Write out every line of the material as it stands, apart from the pictures.

-- start Input --

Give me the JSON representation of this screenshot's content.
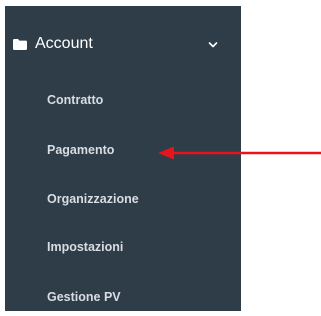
{
  "sidebar": {
    "section": {
      "label": "Account",
      "icon": "folder-icon",
      "expanded": true
    },
    "items": [
      {
        "label": "Contratto"
      },
      {
        "label": "Pagamento"
      },
      {
        "label": "Organizzazione"
      },
      {
        "label": "Impostazioni"
      },
      {
        "label": "Gestione PV"
      }
    ]
  },
  "colors": {
    "sidebar_bg": "#2f3d49",
    "item_text": "#d7dde3",
    "header_text": "#ffffff",
    "annotation_arrow": "#e8141c"
  }
}
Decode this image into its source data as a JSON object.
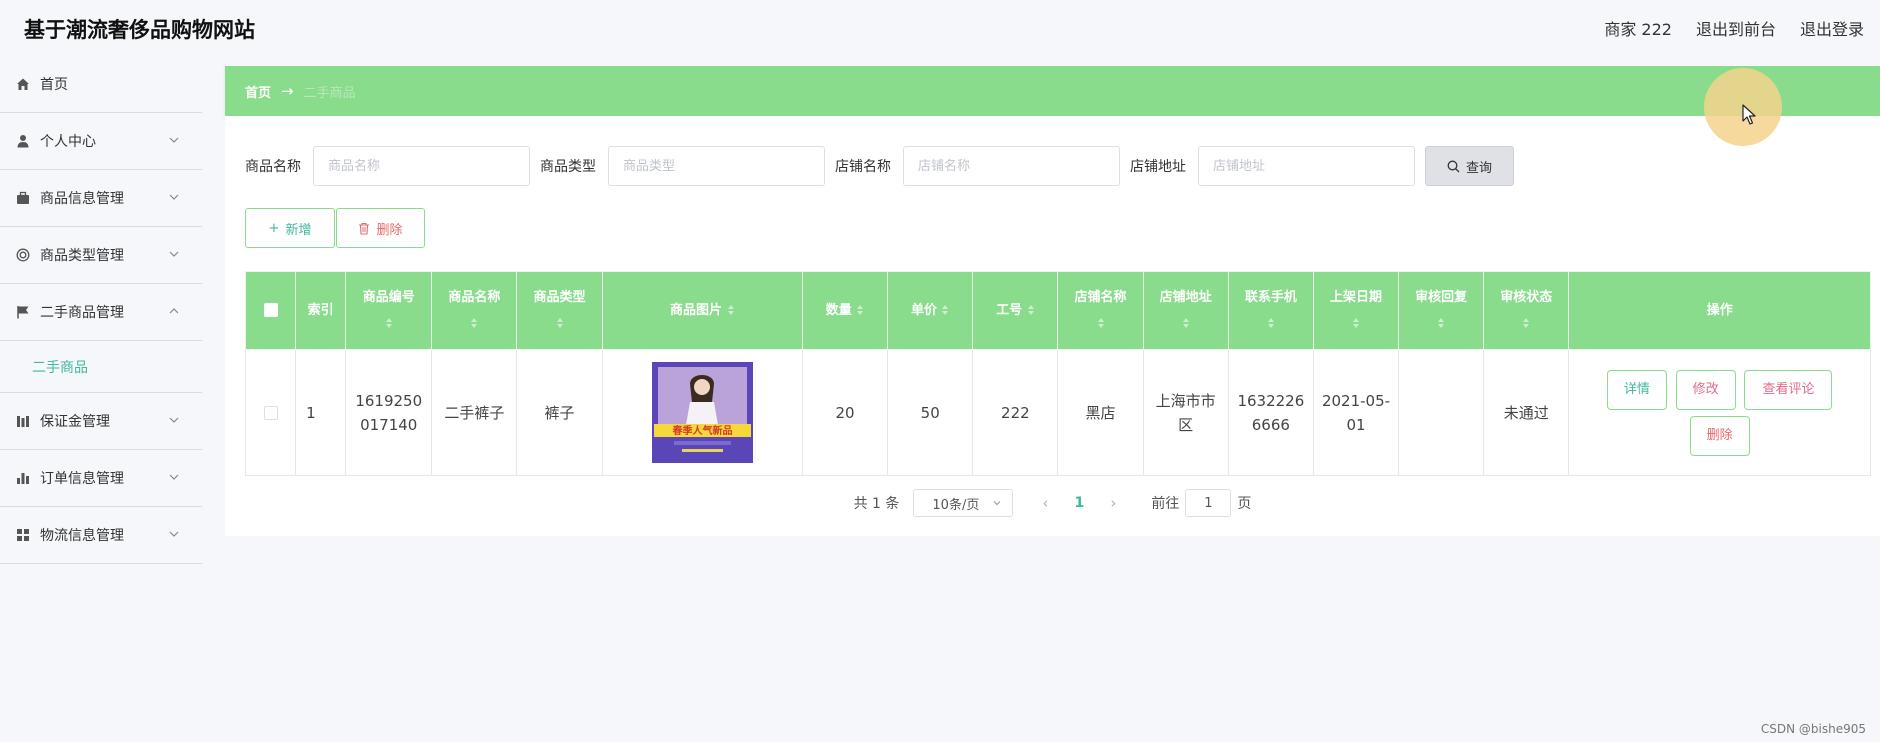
{
  "header": {
    "site_title": "基于潮流奢侈品购物网站",
    "user": "商家 222",
    "to_front": "退出到前台",
    "logout": "退出登录"
  },
  "sidebar": {
    "items": [
      {
        "label": "首页",
        "icon": "home-icon"
      },
      {
        "label": "个人中心",
        "icon": "user-icon"
      },
      {
        "label": "商品信息管理",
        "icon": "briefcase-icon"
      },
      {
        "label": "商品类型管理",
        "icon": "ring-icon"
      },
      {
        "label": "二手商品管理",
        "icon": "flag-icon"
      },
      {
        "label": "保证金管理",
        "icon": "bars-icon"
      },
      {
        "label": "订单信息管理",
        "icon": "chart-icon"
      },
      {
        "label": "物流信息管理",
        "icon": "grid-icon"
      }
    ],
    "sub_item": "二手商品"
  },
  "breadcrumb": {
    "home": "首页",
    "arrow": "→",
    "current": "二手商品"
  },
  "search": {
    "fields": [
      {
        "label": "商品名称",
        "placeholder": "商品名称"
      },
      {
        "label": "商品类型",
        "placeholder": "商品类型"
      },
      {
        "label": "店铺名称",
        "placeholder": "店铺名称"
      },
      {
        "label": "店铺地址",
        "placeholder": "店铺地址"
      }
    ],
    "button": "查询"
  },
  "actions": {
    "add": "新增",
    "delete": "删除"
  },
  "table": {
    "headers": {
      "index": "索引",
      "code": "商品编号",
      "name": "商品名称",
      "type": "商品类型",
      "image": "商品图片",
      "qty": "数量",
      "price": "单价",
      "emp_no": "工号",
      "shop_name": "店铺名称",
      "shop_addr": "店铺地址",
      "phone": "联系手机",
      "date": "上架日期",
      "review_reply": "审核回复",
      "review_status": "审核状态",
      "ops": "操作"
    },
    "rows": [
      {
        "index": "1",
        "code": "1619250017140",
        "name": "二手裤子",
        "type": "裤子",
        "qty": "20",
        "price": "50",
        "emp_no": "222",
        "shop_name": "黑店",
        "shop_addr": "上海市市区",
        "phone": "16322266666",
        "date": "2021-05-01",
        "review_reply": "",
        "review_status": "未通过",
        "image_banner": "春季人气新品"
      }
    ],
    "ops": {
      "detail": "详情",
      "edit": "修改",
      "review": "查看评论",
      "delete": "删除"
    }
  },
  "pager": {
    "total": "共 1 条",
    "page_size": "10条/页",
    "current": "1",
    "goto_label": "前往",
    "goto_value": "1",
    "page_suffix": "页"
  },
  "watermark": "CSDN @bishe905",
  "colors": {
    "accent": "#88dc8b",
    "link": "#3fb8a0",
    "danger": "#e46a6a"
  }
}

-- end Input --

| Correct result |
Give me the JSON representation of this screenshot's content.
{
  "sidebar": {
    "section": {
      "label": "Account",
      "icon": "folder-icon",
      "expanded": true
    },
    "items": [
      {
        "label": "Contratto"
      },
      {
        "label": "Pagamento"
      },
      {
        "label": "Organizzazione"
      },
      {
        "label": "Impostazioni"
      },
      {
        "label": "Gestione PV"
      }
    ]
  },
  "colors": {
    "sidebar_bg": "#2f3d49",
    "item_text": "#d7dde3",
    "header_text": "#ffffff",
    "annotation_arrow": "#e8141c"
  }
}
Decode this image into its source data as a JSON object.
{
  "header": {
    "site_title": "基于潮流奢侈品购物网站",
    "user": "商家 222",
    "to_front": "退出到前台",
    "logout": "退出登录"
  },
  "sidebar": {
    "items": [
      {
        "label": "首页",
        "icon": "home-icon"
      },
      {
        "label": "个人中心",
        "icon": "user-icon"
      },
      {
        "label": "商品信息管理",
        "icon": "briefcase-icon"
      },
      {
        "label": "商品类型管理",
        "icon": "ring-icon"
      },
      {
        "label": "二手商品管理",
        "icon": "flag-icon"
      },
      {
        "label": "保证金管理",
        "icon": "bars-icon"
      },
      {
        "label": "订单信息管理",
        "icon": "chart-icon"
      },
      {
        "label": "物流信息管理",
        "icon": "grid-icon"
      }
    ],
    "sub_item": "二手商品"
  },
  "breadcrumb": {
    "home": "首页",
    "arrow": "→",
    "current": "二手商品"
  },
  "search": {
    "fields": [
      {
        "label": "商品名称",
        "placeholder": "商品名称"
      },
      {
        "label": "商品类型",
        "placeholder": "商品类型"
      },
      {
        "label": "店铺名称",
        "placeholder": "店铺名称"
      },
      {
        "label": "店铺地址",
        "placeholder": "店铺地址"
      }
    ],
    "button": "查询"
  },
  "actions": {
    "add": "新增",
    "delete": "删除"
  },
  "table": {
    "headers": {
      "index": "索引",
      "code": "商品编号",
      "name": "商品名称",
      "type": "商品类型",
      "image": "商品图片",
      "qty": "数量",
      "price": "单价",
      "emp_no": "工号",
      "shop_name": "店铺名称",
      "shop_addr": "店铺地址",
      "phone": "联系手机",
      "date": "上架日期",
      "review_reply": "审核回复",
      "review_status": "审核状态",
      "ops": "操作"
    },
    "rows": [
      {
        "index": "1",
        "code": "1619250017140",
        "name": "二手裤子",
        "type": "裤子",
        "qty": "20",
        "price": "50",
        "emp_no": "222",
        "shop_name": "黑店",
        "shop_addr": "上海市市区",
        "phone": "16322266666",
        "date": "2021-05-01",
        "review_reply": "",
        "review_status": "未通过",
        "image_banner": "春季人气新品"
      }
    ],
    "ops": {
      "detail": "详情",
      "edit": "修改",
      "review": "查看评论",
      "delete": "删除"
    }
  },
  "pager": {
    "total": "共 1 条",
    "page_size": "10条/页",
    "current": "1",
    "goto_label": "前往",
    "goto_value": "1",
    "page_suffix": "页"
  },
  "watermark": "CSDN @bishe905",
  "colors": {
    "accent": "#88dc8b",
    "link": "#3fb8a0",
    "danger": "#e46a6a"
  }
}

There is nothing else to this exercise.